- Problem to solve: Return the records that follow, matching each one exactly.

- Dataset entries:
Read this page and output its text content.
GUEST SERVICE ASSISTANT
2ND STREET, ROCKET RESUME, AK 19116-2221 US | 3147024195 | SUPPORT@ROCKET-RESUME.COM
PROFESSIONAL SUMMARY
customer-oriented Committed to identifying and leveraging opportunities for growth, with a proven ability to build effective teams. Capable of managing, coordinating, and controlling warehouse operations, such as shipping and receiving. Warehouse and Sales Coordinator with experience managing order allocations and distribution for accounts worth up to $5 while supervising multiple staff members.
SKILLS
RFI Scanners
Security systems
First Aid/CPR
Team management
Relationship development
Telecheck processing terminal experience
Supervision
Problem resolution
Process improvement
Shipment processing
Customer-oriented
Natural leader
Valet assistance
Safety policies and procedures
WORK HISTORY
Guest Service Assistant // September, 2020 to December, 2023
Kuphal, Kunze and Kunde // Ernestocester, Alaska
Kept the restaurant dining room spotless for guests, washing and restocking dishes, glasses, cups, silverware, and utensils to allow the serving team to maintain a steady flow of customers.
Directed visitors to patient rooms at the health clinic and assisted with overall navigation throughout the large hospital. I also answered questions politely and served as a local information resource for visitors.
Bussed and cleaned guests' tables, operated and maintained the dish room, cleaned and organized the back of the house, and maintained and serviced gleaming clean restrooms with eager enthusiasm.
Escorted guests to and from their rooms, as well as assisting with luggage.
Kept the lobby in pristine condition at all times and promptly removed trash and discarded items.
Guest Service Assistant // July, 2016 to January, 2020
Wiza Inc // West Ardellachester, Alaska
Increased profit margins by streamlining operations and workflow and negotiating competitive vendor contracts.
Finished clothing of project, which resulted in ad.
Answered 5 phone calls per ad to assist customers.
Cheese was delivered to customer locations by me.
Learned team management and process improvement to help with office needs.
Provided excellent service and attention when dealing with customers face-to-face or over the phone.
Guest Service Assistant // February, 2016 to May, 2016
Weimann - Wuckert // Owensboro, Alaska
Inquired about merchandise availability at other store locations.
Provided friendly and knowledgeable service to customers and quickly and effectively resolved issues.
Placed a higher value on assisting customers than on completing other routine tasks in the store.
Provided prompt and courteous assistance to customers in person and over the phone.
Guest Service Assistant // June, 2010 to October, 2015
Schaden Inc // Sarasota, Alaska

- Answer to this exercise:
Read this page and output its text content.
GUEST SERVICE ASSISTANT
2ND STREET, ROCKET RESUME, AK 19116-2221 US | 3147024195 | SUPPORT@ROCKET-RESUME.COM
PROFESSIONAL SUMMARY
customer-oriented Committed to identifying and leveraging opportunities for growth, with a proven ability to build effective teams. Capable of managing, coordinating, and controlling warehouse operations, such as shipping and receiving. Warehouse and Sales Coordinator with experience managing order allocations and distribution for accounts worth up to $5 while supervising multiple staff members.
SKILLS
RFI Scanners
Security systems
First Aid/CPR
Team management
Relationship development
Telecheck processing terminal experience
Supervision
Problem resolution
Process improvement
Shipment processing
Customer-oriented
Natural leader
Valet assistance
Safety policies and procedures
WORK HISTORY
Guest Service Assistant // September, 2020 to December, 2023
Kuphal, Kunze and Kunde // Ernestocester, Alaska
Kept the restaurant dining room spotless for guests, washing and restocking dishes, glasses, cups, silverware, and utensils to allow the serving team to maintain a steady flow of customers.
Directed visitors to patient rooms at the health clinic and assisted with overall navigation throughout the large hospital. I also answered questions politely and served as a local information resource for visitors.
Bussed and cleaned guests' tables, operated and maintained the dish room, cleaned and organized the back of the house, and maintained and serviced gleaming clean restrooms with eager enthusiasm.
Escorted guests to and from their rooms, as well as assisting with luggage.
Kept the lobby in pristine condition at all times and promptly removed trash and discarded items.
Guest Service Assistant // July, 2016 to January, 2020
Wiza Inc // West Ardellachester, Alaska
Increased profit margins by streamlining operations and workflow and negotiating competitive vendor contracts.
Finished clothing of project, which resulted in ad.
Answered 5 phone calls per ad to assist customers.
Cheese was delivered to customer locations by me.
Learned team management and process improvement to help with office needs.
Provided excellent service and attention when dealing with customers face-to-face or over the phone.
Guest Service Assistant // February, 2016 to May, 2016
Weimann - Wuckert // Owensboro, Alaska
Inquired about merchandise availability at other store locations.
Provided friendly and knowledgeable service to customers and quickly and effectively resolved issues.
Placed a higher value on assisting customers than on completing other routine tasks in the store.
Provided prompt and courteous assistance to customers in person and over the phone.
Guest Service Assistant // June, 2010 to October, 2015
Schaden Inc // Sarasota, Alaska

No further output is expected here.